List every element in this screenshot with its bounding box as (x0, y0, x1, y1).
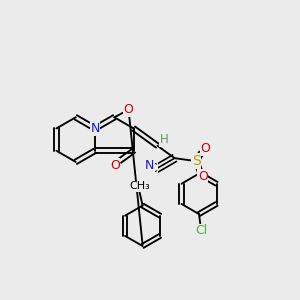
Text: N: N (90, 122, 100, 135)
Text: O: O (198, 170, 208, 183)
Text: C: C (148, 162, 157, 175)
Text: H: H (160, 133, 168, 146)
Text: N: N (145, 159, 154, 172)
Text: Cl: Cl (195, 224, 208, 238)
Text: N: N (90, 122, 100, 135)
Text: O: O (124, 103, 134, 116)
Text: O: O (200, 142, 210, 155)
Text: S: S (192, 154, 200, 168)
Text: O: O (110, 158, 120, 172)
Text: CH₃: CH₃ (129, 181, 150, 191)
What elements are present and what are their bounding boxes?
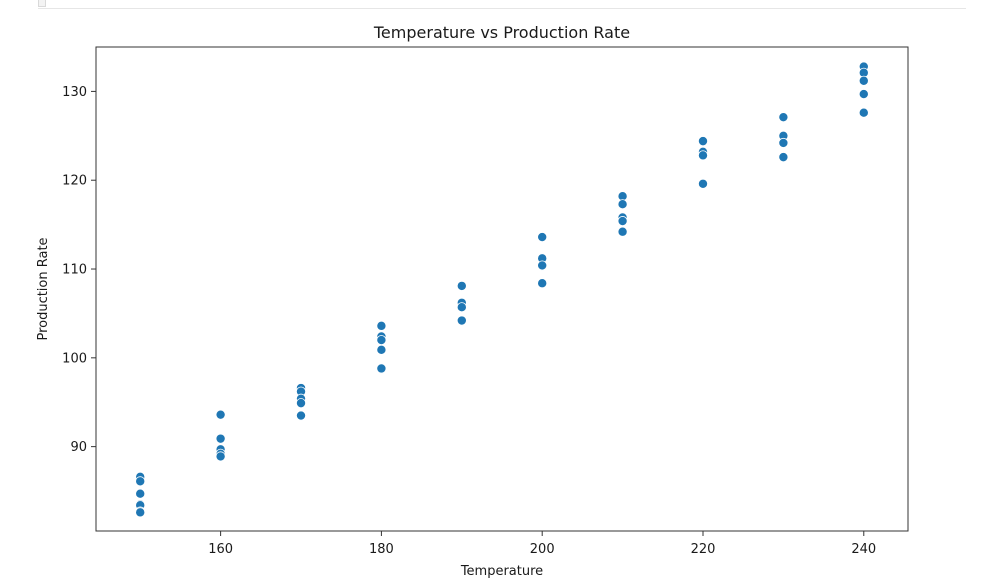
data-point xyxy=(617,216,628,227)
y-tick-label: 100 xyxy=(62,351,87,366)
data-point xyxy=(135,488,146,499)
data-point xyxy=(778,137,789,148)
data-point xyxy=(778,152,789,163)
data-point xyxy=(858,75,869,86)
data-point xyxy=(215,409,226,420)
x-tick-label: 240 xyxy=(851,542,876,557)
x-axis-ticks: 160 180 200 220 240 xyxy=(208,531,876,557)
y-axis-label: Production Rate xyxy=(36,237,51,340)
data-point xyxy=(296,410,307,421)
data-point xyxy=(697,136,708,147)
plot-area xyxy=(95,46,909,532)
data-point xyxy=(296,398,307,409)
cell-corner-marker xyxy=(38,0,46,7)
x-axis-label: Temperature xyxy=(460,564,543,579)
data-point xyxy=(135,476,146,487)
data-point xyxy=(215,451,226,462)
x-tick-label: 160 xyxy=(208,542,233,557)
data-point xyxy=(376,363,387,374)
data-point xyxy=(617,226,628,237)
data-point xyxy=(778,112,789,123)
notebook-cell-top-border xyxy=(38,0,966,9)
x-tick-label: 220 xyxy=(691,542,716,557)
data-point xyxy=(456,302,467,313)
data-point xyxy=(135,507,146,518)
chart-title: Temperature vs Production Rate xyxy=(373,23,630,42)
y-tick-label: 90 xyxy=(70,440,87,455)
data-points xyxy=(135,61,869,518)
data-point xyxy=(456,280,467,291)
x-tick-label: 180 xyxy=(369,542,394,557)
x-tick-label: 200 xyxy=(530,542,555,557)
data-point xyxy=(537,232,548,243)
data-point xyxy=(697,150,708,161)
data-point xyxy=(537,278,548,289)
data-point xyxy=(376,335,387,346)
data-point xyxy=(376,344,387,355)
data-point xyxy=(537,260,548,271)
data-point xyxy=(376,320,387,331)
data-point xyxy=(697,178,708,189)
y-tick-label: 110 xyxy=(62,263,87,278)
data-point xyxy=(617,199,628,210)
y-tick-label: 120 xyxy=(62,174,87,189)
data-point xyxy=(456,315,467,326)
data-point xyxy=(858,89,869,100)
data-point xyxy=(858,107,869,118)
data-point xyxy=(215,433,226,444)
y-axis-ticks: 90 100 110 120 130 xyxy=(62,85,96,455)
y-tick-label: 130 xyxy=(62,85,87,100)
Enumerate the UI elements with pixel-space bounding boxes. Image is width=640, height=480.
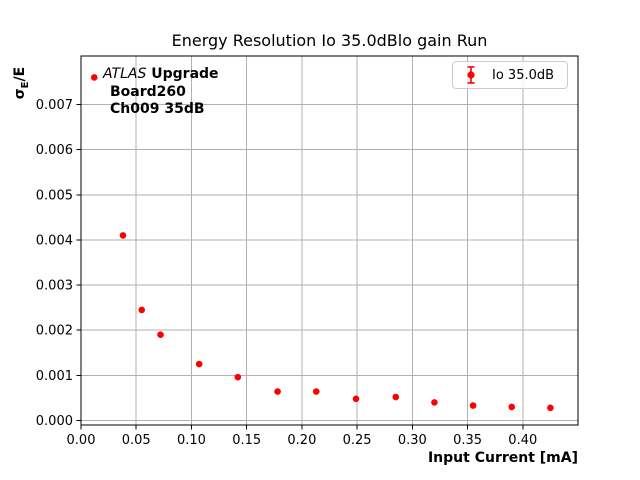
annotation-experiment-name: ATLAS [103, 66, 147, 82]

○ ○ ○ ○ ○

Copy the lines of the records from the one containing "data-point xyxy=(617,216,628,227)" through the one containing "x-tick-label: 240 xyxy=(851,542,876,557)", both included.

_Solution for this exercise:_
data-point xyxy=(617,216,628,227)
y-tick-label: 100 xyxy=(62,351,87,366)
data-point xyxy=(135,488,146,499)
data-point xyxy=(778,137,789,148)
data-point xyxy=(778,152,789,163)
data-point xyxy=(858,75,869,86)
data-point xyxy=(215,409,226,420)
x-tick-label: 240 xyxy=(851,542,876,557)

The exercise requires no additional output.